### Prompt a:
Change "annotation" to "note" in the entries below, and reproduce everything from the first line of the entries down to the line containing "x-tick-label: 01:13 09-30 [435, 747, 460, 766]", inclusive, with nothing else altered.

Indiana

Education, From The Capitol To The Classroom

Teachers Say Students Have Been Left In The Dark On Takeover Details

Kyle Stokes / StateImpact Indiana

T.C. Howe Community High School in Indianapolis.

Indianapolis Public Schools officials let students at the four buildings facing state-led takeovers choose where they want to go to school next year, so long as they made a decision by February.

By the time decision day came, almost 1,400 of them decided to transfer to another IPS school. Nearly 1,800 others will stay put as new management moves in.

Some teachers at one takeover school, however, say their students didn’t have enough information to make a good decision.

Choosing Blindly?

“We’re the dance band on the Titanic. We’re gonna try to keep things light and jazzy and try to do our jobs like professionals until the last day, but we also know the ship’s sunk.”
—Rich Haton, T.C. Howe High School special education teacher

Teachers at T.C. Howe High School say students want to know about courses and teachers before enrolling at a school. But officials at Charter Schools USA say they’re only getting the enrollment information they need to answer those questions now, after the students’ enrollment deadline has passed.

### Prompt b:
According to the article on the Indianapolis school takeovers, how many students decided to transfer to another IPS school?

### Data supplied:
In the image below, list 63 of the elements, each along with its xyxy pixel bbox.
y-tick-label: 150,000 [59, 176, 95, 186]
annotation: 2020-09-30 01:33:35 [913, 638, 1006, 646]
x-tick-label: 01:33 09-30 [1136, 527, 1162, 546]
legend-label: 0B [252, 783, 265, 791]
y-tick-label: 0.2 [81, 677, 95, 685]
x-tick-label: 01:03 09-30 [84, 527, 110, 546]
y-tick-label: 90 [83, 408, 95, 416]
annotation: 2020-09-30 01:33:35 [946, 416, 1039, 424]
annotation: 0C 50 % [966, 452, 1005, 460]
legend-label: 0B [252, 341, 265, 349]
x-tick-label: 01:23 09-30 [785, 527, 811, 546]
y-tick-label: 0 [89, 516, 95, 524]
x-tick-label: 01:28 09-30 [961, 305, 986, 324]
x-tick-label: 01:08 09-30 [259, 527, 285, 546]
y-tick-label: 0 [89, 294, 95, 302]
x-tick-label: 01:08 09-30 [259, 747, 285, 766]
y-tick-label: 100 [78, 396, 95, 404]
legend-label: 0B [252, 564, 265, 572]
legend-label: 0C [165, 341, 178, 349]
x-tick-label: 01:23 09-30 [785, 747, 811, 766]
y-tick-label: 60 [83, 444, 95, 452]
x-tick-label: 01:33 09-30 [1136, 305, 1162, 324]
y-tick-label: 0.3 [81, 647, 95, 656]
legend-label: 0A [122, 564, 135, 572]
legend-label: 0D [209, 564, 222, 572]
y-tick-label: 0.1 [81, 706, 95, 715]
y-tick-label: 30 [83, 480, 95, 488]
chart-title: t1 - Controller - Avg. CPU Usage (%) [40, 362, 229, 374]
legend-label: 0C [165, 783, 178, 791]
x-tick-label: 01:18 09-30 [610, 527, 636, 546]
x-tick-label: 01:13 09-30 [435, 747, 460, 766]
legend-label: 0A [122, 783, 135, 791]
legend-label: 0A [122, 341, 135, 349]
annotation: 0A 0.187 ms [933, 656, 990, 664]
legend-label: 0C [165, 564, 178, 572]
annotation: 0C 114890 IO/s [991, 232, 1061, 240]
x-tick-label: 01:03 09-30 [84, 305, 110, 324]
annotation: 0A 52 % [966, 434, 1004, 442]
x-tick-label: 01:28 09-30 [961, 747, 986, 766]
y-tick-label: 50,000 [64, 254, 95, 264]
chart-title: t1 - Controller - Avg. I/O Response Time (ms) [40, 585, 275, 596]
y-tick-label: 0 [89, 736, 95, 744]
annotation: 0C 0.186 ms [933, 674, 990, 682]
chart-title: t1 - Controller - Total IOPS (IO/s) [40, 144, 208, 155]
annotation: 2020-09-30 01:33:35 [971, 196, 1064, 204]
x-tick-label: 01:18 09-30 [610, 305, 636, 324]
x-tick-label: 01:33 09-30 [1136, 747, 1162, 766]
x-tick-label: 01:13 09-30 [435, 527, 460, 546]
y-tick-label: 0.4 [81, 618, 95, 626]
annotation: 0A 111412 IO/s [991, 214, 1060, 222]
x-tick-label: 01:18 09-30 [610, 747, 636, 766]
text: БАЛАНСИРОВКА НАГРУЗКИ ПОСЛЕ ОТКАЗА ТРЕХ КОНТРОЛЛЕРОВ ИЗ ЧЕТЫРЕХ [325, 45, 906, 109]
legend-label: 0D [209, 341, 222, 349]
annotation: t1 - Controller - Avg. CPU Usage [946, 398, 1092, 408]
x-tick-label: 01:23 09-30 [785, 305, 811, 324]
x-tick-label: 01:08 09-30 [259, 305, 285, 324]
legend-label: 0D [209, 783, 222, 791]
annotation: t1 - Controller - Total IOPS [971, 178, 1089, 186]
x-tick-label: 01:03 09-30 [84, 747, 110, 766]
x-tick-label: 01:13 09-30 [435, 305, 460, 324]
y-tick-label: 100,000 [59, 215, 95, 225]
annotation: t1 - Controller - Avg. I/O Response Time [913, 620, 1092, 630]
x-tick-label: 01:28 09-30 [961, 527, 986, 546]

### Task result a:
In the image below, list 63 of the elements, each along with its xyxy pixel bbox.
y-tick-label: 150,000 [59, 176, 95, 186]
note: 2020-09-30 01:33:35 [913, 638, 1006, 646]
x-tick-label: 01:33 09-30 [1136, 527, 1162, 546]
legend-label: 0B [252, 783, 265, 791]
y-tick-label: 0.2 [81, 677, 95, 685]
x-tick-label: 01:03 09-30 [84, 527, 110, 546]
y-tick-label: 90 [83, 408, 95, 416]
note: 2020-09-30 01:33:35 [946, 416, 1039, 424]
note: 0C 50 % [966, 452, 1005, 460]
legend-label: 0B [252, 341, 265, 349]
x-tick-label: 01:23 09-30 [785, 527, 811, 546]
y-tick-label: 0 [89, 516, 95, 524]
x-tick-label: 01:28 09-30 [961, 305, 986, 324]
x-tick-label: 01:08 09-30 [259, 527, 285, 546]
y-tick-label: 0 [89, 294, 95, 302]
x-tick-label: 01:08 09-30 [259, 747, 285, 766]
y-tick-label: 100 [78, 396, 95, 404]
legend-label: 0B [252, 564, 265, 572]
legend-label: 0C [165, 341, 178, 349]
x-tick-label: 01:23 09-30 [785, 747, 811, 766]
y-tick-label: 60 [83, 444, 95, 452]
x-tick-label: 01:33 09-30 [1136, 305, 1162, 324]
y-tick-label: 0.3 [81, 647, 95, 656]
legend-label: 0A [122, 564, 135, 572]
legend-label: 0D [209, 564, 222, 572]
y-tick-label: 0.1 [81, 706, 95, 715]
y-tick-label: 30 [83, 480, 95, 488]
chart-title: t1 - Controller - Avg. CPU Usage (%) [40, 362, 229, 374]
legend-label: 0C [165, 783, 178, 791]
x-tick-label: 01:18 09-30 [610, 527, 636, 546]
x-tick-label: 01:13 09-30 [435, 747, 460, 766]

### Task result b:
Almost 1,400 students.